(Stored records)
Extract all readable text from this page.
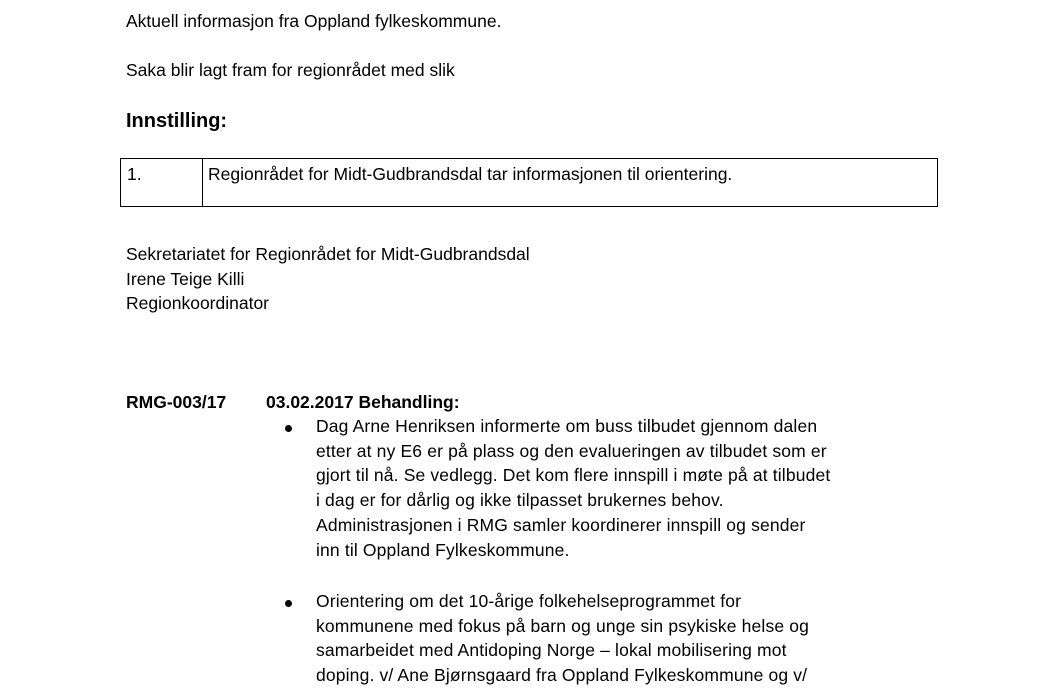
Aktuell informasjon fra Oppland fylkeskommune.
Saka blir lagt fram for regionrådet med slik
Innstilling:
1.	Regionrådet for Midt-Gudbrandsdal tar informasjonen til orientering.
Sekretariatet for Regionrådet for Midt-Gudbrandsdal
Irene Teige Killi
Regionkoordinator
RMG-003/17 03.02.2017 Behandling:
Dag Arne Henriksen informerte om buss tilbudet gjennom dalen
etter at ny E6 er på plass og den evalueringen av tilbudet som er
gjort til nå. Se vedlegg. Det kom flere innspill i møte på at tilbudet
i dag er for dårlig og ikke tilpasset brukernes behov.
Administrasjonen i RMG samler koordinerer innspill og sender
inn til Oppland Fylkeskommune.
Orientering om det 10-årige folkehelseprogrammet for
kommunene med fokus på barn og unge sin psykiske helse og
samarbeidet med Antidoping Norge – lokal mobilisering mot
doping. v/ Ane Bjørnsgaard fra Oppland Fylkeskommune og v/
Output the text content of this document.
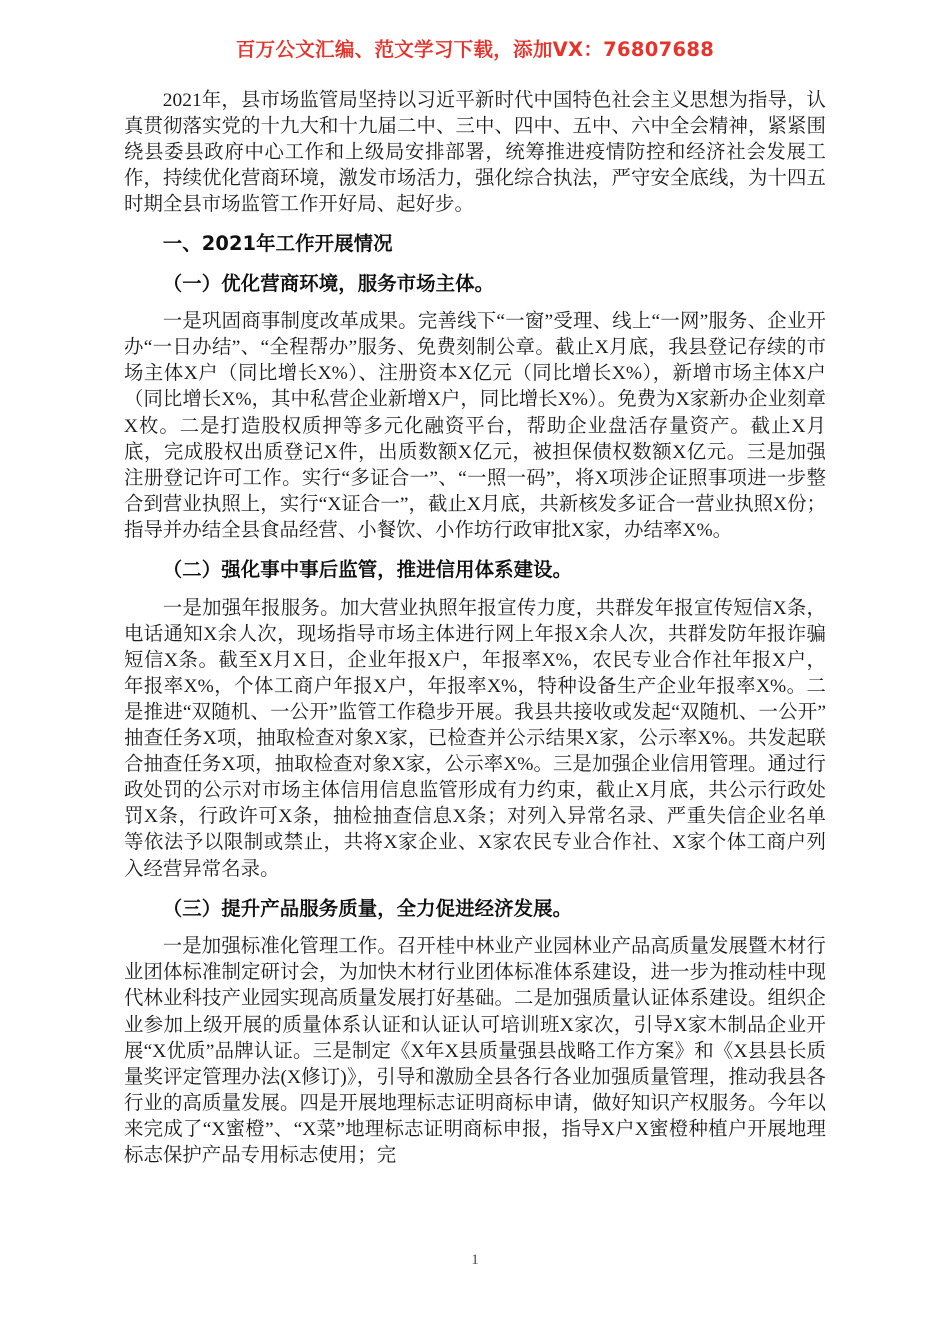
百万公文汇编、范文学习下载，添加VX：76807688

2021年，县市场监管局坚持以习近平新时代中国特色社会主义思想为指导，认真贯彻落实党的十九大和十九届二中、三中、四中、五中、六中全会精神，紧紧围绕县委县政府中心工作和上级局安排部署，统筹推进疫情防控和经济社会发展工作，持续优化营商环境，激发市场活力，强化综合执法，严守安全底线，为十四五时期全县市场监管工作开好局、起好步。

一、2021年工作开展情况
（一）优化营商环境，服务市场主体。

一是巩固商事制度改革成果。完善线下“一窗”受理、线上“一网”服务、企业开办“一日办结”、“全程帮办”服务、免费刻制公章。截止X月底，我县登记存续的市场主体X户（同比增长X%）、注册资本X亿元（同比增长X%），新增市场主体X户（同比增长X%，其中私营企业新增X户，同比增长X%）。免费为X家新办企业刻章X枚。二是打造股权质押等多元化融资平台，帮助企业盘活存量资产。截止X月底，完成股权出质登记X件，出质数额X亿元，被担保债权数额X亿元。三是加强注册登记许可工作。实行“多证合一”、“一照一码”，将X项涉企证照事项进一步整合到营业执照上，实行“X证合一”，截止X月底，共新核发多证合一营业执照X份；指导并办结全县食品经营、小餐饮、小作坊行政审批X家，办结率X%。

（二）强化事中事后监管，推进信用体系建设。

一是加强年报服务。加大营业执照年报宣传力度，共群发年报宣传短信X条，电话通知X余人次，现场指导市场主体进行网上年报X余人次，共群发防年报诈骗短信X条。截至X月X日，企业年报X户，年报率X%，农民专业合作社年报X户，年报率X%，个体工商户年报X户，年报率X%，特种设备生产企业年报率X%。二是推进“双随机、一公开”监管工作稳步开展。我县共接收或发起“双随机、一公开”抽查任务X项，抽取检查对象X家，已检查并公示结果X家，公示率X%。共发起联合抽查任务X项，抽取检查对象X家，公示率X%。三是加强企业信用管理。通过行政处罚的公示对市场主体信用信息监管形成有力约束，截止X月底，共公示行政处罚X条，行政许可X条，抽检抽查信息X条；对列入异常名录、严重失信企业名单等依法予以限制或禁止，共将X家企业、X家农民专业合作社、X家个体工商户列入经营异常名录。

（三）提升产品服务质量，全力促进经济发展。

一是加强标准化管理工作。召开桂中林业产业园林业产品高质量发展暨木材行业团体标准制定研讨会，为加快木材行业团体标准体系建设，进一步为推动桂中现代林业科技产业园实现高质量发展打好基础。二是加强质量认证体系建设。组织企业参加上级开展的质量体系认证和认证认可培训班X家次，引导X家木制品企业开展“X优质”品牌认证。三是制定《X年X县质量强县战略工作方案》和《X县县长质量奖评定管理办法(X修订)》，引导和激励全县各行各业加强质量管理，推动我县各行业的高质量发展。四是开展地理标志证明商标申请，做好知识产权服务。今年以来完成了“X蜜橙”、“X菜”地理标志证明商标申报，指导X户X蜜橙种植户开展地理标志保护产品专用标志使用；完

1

§ Work to be completed: Leave out all pictures, then copy the remaining material exactly.

§ Task response:
Extract all readable text from this page.
Aktuell informasjon fra Oppland fylkeskommune.
Saka blir lagt fram for regionrådet med slik
Innstilling:
1.	Regionrådet for Midt-Gudbrandsdal tar informasjonen til orientering.
Sekretariatet for Regionrådet for Midt-Gudbrandsdal
Irene Teige Killi
Regionkoordinator
RMG-003/17 03.02.2017 Behandling:
Dag Arne Henriksen informerte om buss tilbudet gjennom dalen
etter at ny E6 er på plass og den evalueringen av tilbudet som er
gjort til nå. Se vedlegg. Det kom flere innspill i møte på at tilbudet
i dag er for dårlig og ikke tilpasset brukernes behov.
Administrasjonen i RMG samler koordinerer innspill og sender
inn til Oppland Fylkeskommune.
Orientering om det 10-årige folkehelseprogrammet for
kommunene med fokus på barn og unge sin psykiske helse og
samarbeidet med Antidoping Norge – lokal mobilisering mot
doping. v/ Ane Bjørnsgaard fra Oppland Fylkeskommune og v/
Output the text content of this document.
百万公文汇编、范文学习下载，添加VX：76807688

2021年，县市场监管局坚持以习近平新时代中国特色社会主义思想为指导，认真贯彻落实党的十九大和十九届二中、三中、四中、五中、六中全会精神，紧紧围绕县委县政府中心工作和上级局安排部署，统筹推进疫情防控和经济社会发展工作，持续优化营商环境，激发市场活力，强化综合执法，严守安全底线，为十四五时期全县市场监管工作开好局、起好步。

一、2021年工作开展情况
（一）优化营商环境，服务市场主体。

一是巩固商事制度改革成果。完善线下“一窗”受理、线上“一网”服务、企业开办“一日办结”、“全程帮办”服务、免费刻制公章。截止X月底，我县登记存续的市场主体X户（同比增长X%）、注册资本X亿元（同比增长X%），新增市场主体X户（同比增长X%，其中私营企业新增X户，同比增长X%）。免费为X家新办企业刻章X枚。二是打造股权质押等多元化融资平台，帮助企业盘活存量资产。截止X月底，完成股权出质登记X件，出质数额X亿元，被担保债权数额X亿元。三是加强注册登记许可工作。实行“多证合一”、“一照一码”，将X项涉企证照事项进一步整合到营业执照上，实行“X证合一”，截止X月底，共新核发多证合一营业执照X份；指导并办结全县食品经营、小餐饮、小作坊行政审批X家，办结率X%。

（二）强化事中事后监管，推进信用体系建设。

一是加强年报服务。加大营业执照年报宣传力度，共群发年报宣传短信X条，电话通知X余人次，现场指导市场主体进行网上年报X余人次，共群发防年报诈骗短信X条。截至X月X日，企业年报X户，年报率X%，农民专业合作社年报X户，年报率X%，个体工商户年报X户，年报率X%，特种设备生产企业年报率X%。二是推进“双随机、一公开”监管工作稳步开展。我县共接收或发起“双随机、一公开”抽查任务X项，抽取检查对象X家，已检查并公示结果X家，公示率X%。共发起联合抽查任务X项，抽取检查对象X家，公示率X%。三是加强企业信用管理。通过行政处罚的公示对市场主体信用信息监管形成有力约束，截止X月底，共公示行政处罚X条，行政许可X条，抽检抽查信息X条；对列入异常名录、严重失信企业名单等依法予以限制或禁止，共将X家企业、X家农民专业合作社、X家个体工商户列入经营异常名录。

（三）提升产品服务质量，全力促进经济发展。

一是加强标准化管理工作。召开桂中林业产业园林业产品高质量发展暨木材行业团体标准制定研讨会，为加快木材行业团体标准体系建设，进一步为推动桂中现代林业科技产业园实现高质量发展打好基础。二是加强质量认证体系建设。组织企业参加上级开展的质量体系认证和认证认可培训班X家次，引导X家木制品企业开展“X优质”品牌认证。三是制定《X年X县质量强县战略工作方案》和《X县县长质量奖评定管理办法(X修订)》，引导和激励全县各行各业加强质量管理，推动我县各行业的高质量发展。四是开展地理标志证明商标申请，做好知识产权服务。今年以来完成了“X蜜橙”、“X菜”地理标志证明商标申报，指导X户X蜜橙种植户开展地理标志保护产品专用标志使用；完

1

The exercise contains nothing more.